Using the material that follows, identify and copy each line with the string "should".

-- start --

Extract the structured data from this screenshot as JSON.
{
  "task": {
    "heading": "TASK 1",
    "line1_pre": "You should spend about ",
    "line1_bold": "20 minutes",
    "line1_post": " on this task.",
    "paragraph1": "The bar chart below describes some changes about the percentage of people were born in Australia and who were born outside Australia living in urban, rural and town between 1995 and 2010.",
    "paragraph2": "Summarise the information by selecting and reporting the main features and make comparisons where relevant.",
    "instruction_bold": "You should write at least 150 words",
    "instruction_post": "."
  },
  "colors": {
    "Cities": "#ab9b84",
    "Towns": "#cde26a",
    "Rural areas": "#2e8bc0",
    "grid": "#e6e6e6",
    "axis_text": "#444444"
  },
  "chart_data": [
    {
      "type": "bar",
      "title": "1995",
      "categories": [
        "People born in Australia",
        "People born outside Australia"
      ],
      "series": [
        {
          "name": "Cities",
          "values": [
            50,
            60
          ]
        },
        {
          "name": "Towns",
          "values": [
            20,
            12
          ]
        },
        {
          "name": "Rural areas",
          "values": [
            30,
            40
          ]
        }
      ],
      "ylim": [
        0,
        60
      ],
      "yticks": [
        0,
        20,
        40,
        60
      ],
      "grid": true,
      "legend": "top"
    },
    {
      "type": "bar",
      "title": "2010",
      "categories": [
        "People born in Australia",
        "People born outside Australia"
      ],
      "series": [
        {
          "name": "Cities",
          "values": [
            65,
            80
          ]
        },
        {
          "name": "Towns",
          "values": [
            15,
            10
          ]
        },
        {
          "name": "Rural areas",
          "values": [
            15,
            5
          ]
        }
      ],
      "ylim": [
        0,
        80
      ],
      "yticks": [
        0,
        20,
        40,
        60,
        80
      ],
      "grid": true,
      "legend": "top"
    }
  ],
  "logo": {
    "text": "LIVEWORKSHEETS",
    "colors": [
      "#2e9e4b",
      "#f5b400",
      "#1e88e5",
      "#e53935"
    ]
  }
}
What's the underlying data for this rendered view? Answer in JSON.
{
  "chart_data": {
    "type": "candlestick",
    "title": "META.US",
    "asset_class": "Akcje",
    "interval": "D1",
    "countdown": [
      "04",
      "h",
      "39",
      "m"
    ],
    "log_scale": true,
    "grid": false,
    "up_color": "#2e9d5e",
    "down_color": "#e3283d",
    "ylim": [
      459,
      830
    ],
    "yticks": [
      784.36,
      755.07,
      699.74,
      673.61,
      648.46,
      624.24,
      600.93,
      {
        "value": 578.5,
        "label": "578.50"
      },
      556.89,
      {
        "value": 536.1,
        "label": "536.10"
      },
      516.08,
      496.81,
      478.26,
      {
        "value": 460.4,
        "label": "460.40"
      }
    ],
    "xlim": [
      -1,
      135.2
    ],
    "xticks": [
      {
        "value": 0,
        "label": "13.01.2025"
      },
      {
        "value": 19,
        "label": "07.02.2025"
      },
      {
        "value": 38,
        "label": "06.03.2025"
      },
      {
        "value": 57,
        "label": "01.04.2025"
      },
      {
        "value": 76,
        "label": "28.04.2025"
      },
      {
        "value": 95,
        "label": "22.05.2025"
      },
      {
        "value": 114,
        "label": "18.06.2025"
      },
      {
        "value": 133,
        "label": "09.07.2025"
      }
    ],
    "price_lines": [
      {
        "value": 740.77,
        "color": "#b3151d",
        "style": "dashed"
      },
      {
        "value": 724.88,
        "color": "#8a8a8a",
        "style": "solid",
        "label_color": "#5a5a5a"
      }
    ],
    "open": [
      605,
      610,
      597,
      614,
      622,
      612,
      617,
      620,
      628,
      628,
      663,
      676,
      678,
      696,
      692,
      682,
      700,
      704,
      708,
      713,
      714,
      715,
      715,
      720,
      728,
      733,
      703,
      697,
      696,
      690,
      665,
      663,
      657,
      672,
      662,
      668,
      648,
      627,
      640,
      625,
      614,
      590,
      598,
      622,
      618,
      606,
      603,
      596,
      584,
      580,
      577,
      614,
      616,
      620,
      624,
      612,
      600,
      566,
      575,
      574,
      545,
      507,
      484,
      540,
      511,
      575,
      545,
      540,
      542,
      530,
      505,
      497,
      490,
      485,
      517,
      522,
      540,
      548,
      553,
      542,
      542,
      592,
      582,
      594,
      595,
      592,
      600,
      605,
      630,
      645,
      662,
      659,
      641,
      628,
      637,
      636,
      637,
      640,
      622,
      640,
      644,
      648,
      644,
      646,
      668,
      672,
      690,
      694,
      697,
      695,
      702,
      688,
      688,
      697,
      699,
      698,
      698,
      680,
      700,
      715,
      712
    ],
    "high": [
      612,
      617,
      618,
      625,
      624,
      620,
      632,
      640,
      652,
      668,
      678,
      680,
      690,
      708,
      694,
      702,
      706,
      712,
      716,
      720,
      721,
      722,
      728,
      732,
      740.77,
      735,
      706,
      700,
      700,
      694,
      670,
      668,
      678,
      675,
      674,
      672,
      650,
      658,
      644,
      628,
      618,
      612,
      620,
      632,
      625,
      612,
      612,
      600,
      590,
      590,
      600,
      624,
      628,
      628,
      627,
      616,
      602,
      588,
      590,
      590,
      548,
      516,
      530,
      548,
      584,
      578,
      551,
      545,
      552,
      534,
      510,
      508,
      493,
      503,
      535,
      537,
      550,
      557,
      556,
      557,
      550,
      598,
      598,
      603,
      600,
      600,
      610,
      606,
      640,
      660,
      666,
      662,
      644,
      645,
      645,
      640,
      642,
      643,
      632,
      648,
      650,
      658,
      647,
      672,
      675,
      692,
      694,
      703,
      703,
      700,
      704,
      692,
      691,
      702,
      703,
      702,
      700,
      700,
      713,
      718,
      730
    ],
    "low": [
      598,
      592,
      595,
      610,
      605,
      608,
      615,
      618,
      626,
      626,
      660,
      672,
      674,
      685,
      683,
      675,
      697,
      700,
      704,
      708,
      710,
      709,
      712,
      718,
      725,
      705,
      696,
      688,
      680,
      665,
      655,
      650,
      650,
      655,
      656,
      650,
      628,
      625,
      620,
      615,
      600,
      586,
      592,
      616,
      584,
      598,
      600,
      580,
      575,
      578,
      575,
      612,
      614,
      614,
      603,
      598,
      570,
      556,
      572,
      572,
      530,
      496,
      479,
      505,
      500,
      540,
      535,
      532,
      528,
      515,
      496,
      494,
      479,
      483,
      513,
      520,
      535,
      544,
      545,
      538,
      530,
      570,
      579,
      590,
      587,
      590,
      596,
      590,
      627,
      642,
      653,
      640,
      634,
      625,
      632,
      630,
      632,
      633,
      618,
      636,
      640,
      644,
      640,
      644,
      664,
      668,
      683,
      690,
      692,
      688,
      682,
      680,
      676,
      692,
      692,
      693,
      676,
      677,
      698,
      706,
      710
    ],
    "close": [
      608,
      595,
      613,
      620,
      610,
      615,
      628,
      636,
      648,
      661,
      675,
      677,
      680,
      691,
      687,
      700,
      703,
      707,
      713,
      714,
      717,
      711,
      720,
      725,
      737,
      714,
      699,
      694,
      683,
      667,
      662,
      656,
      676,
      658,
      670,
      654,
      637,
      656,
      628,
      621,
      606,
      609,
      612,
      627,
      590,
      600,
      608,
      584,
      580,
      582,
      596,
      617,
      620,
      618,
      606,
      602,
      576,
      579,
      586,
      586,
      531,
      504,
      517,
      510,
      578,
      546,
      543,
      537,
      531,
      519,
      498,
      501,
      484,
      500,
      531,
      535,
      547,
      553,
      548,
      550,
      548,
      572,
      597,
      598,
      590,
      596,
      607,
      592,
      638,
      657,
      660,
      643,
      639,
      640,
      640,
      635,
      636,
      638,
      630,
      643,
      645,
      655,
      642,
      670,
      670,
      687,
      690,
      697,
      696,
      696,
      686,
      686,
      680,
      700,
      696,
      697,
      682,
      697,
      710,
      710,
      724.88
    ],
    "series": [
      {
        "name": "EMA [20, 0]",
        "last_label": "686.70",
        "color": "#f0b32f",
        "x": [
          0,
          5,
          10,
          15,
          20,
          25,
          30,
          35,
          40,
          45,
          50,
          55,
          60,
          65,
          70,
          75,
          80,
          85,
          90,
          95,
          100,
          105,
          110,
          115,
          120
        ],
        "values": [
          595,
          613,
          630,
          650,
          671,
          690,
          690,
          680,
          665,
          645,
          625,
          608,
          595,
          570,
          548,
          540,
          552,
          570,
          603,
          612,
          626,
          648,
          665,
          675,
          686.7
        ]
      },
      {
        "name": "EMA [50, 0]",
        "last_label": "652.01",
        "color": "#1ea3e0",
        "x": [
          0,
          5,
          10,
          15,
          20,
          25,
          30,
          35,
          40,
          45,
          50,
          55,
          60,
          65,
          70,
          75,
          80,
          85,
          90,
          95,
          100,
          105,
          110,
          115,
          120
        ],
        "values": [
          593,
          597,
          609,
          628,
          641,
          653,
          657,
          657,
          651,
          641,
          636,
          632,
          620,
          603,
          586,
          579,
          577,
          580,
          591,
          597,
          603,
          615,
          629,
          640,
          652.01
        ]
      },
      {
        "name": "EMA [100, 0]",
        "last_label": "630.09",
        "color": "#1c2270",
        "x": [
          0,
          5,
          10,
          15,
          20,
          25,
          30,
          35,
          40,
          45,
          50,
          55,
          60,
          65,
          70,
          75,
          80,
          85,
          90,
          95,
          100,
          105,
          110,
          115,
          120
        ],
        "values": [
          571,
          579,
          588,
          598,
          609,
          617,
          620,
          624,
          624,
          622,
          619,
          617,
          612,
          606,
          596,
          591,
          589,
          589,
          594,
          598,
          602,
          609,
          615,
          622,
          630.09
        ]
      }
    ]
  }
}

-- end --

-- Answer for this exercise --
    "line1_pre": "You should spend about ",
    "instruction_bold": "You should write at least 150 words",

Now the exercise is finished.